Can you edit the stretch from the start of the material through the line containing "series-theta2-dotted-point: [640, 161, 646, 168]" so that "elements" becomes "items", changing nothing else, and return only those lines?

-------- DATA LISTING

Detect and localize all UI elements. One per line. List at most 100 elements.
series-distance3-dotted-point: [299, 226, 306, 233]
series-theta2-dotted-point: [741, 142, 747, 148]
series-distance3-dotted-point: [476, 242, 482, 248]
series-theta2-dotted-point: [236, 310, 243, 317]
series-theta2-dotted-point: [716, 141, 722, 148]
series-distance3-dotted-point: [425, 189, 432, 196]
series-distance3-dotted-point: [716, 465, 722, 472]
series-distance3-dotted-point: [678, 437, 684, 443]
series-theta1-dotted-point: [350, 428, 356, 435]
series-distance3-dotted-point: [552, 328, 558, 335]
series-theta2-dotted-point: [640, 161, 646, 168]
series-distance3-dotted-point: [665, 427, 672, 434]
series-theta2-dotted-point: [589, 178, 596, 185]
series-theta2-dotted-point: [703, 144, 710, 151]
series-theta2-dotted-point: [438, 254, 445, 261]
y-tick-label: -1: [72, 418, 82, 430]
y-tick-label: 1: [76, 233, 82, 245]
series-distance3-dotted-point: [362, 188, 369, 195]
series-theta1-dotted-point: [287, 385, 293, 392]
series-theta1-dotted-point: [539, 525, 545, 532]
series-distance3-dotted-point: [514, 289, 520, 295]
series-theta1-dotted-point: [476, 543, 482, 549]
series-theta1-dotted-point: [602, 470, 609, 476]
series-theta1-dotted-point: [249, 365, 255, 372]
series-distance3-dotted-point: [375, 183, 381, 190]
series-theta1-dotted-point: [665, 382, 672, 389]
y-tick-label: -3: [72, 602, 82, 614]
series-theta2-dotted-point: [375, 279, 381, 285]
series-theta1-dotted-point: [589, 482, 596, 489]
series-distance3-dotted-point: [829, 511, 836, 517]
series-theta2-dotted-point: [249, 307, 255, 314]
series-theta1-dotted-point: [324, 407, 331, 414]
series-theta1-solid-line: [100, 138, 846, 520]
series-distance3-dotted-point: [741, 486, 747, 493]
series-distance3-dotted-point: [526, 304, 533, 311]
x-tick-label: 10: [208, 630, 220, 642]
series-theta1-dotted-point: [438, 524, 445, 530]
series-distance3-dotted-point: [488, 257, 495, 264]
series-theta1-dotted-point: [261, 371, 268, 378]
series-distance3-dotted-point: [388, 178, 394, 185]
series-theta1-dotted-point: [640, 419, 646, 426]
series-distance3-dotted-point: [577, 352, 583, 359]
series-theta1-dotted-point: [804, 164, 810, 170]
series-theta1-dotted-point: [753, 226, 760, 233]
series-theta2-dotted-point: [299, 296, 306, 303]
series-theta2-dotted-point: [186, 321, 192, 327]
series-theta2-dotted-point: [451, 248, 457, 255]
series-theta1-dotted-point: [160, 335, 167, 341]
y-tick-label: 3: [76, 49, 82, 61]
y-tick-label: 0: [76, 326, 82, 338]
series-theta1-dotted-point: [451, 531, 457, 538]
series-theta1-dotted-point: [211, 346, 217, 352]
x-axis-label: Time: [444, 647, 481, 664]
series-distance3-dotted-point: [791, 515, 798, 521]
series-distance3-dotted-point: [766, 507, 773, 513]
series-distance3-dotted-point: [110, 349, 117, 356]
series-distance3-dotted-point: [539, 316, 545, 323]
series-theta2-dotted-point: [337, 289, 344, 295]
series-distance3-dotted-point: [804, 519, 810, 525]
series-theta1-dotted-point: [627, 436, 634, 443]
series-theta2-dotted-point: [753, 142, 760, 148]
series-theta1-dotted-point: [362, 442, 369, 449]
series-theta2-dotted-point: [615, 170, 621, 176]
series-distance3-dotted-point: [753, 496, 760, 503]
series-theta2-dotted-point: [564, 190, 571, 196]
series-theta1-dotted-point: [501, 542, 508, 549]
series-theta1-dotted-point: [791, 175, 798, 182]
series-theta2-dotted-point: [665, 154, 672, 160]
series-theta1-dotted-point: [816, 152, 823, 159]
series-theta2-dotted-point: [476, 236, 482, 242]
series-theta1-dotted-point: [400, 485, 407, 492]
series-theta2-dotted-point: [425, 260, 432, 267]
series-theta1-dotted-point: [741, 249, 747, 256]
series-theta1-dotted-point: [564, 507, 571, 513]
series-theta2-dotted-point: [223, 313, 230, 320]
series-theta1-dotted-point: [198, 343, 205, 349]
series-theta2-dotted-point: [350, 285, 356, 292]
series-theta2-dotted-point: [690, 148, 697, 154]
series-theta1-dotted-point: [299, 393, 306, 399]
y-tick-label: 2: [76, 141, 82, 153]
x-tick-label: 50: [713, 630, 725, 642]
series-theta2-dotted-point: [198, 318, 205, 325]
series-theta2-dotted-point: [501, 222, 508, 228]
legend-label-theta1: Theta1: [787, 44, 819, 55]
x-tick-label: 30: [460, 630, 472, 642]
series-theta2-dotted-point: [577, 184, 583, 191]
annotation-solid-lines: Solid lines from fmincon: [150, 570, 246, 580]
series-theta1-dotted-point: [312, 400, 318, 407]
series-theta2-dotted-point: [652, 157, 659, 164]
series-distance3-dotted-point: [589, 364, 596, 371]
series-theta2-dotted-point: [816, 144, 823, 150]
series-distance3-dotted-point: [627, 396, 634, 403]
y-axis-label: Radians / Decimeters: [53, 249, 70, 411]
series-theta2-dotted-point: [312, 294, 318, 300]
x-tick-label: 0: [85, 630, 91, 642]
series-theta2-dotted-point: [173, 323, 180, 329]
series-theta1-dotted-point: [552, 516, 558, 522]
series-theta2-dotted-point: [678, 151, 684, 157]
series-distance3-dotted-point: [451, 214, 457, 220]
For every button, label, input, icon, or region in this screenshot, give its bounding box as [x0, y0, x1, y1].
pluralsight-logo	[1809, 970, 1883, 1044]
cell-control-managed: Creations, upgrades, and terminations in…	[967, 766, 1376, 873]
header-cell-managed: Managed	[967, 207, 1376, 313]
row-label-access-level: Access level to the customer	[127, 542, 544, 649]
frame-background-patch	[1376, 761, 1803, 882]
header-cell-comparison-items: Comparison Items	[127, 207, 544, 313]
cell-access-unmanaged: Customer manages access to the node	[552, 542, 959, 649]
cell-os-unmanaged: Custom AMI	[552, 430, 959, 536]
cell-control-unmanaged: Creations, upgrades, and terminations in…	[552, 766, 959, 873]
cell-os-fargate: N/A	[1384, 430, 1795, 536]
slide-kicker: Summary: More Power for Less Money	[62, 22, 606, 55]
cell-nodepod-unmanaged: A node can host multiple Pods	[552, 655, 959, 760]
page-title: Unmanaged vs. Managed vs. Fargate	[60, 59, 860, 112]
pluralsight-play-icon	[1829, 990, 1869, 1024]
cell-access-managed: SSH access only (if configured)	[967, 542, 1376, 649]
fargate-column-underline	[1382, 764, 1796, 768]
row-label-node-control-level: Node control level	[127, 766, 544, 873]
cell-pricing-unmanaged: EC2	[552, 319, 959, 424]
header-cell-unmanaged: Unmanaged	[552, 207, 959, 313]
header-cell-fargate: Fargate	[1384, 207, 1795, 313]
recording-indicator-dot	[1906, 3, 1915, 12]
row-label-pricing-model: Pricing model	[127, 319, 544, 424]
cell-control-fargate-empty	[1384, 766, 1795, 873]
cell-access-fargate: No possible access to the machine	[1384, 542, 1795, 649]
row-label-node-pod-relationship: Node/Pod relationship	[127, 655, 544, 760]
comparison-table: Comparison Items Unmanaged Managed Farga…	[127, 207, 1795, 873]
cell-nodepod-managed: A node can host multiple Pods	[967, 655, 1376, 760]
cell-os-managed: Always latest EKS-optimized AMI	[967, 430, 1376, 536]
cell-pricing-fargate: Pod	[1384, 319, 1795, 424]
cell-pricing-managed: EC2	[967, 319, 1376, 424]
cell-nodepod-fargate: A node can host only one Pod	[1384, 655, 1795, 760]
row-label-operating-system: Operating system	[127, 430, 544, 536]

----------------

WRITTEN ANSWER ->
Detect and localize all UI items. One per line. List at most 100 items.
series-distance3-dotted-point: [299, 226, 306, 233]
series-theta2-dotted-point: [741, 142, 747, 148]
series-distance3-dotted-point: [476, 242, 482, 248]
series-theta2-dotted-point: [236, 310, 243, 317]
series-theta2-dotted-point: [716, 141, 722, 148]
series-distance3-dotted-point: [425, 189, 432, 196]
series-distance3-dotted-point: [716, 465, 722, 472]
series-distance3-dotted-point: [678, 437, 684, 443]
series-theta1-dotted-point: [350, 428, 356, 435]
series-distance3-dotted-point: [552, 328, 558, 335]
series-theta2-dotted-point: [640, 161, 646, 168]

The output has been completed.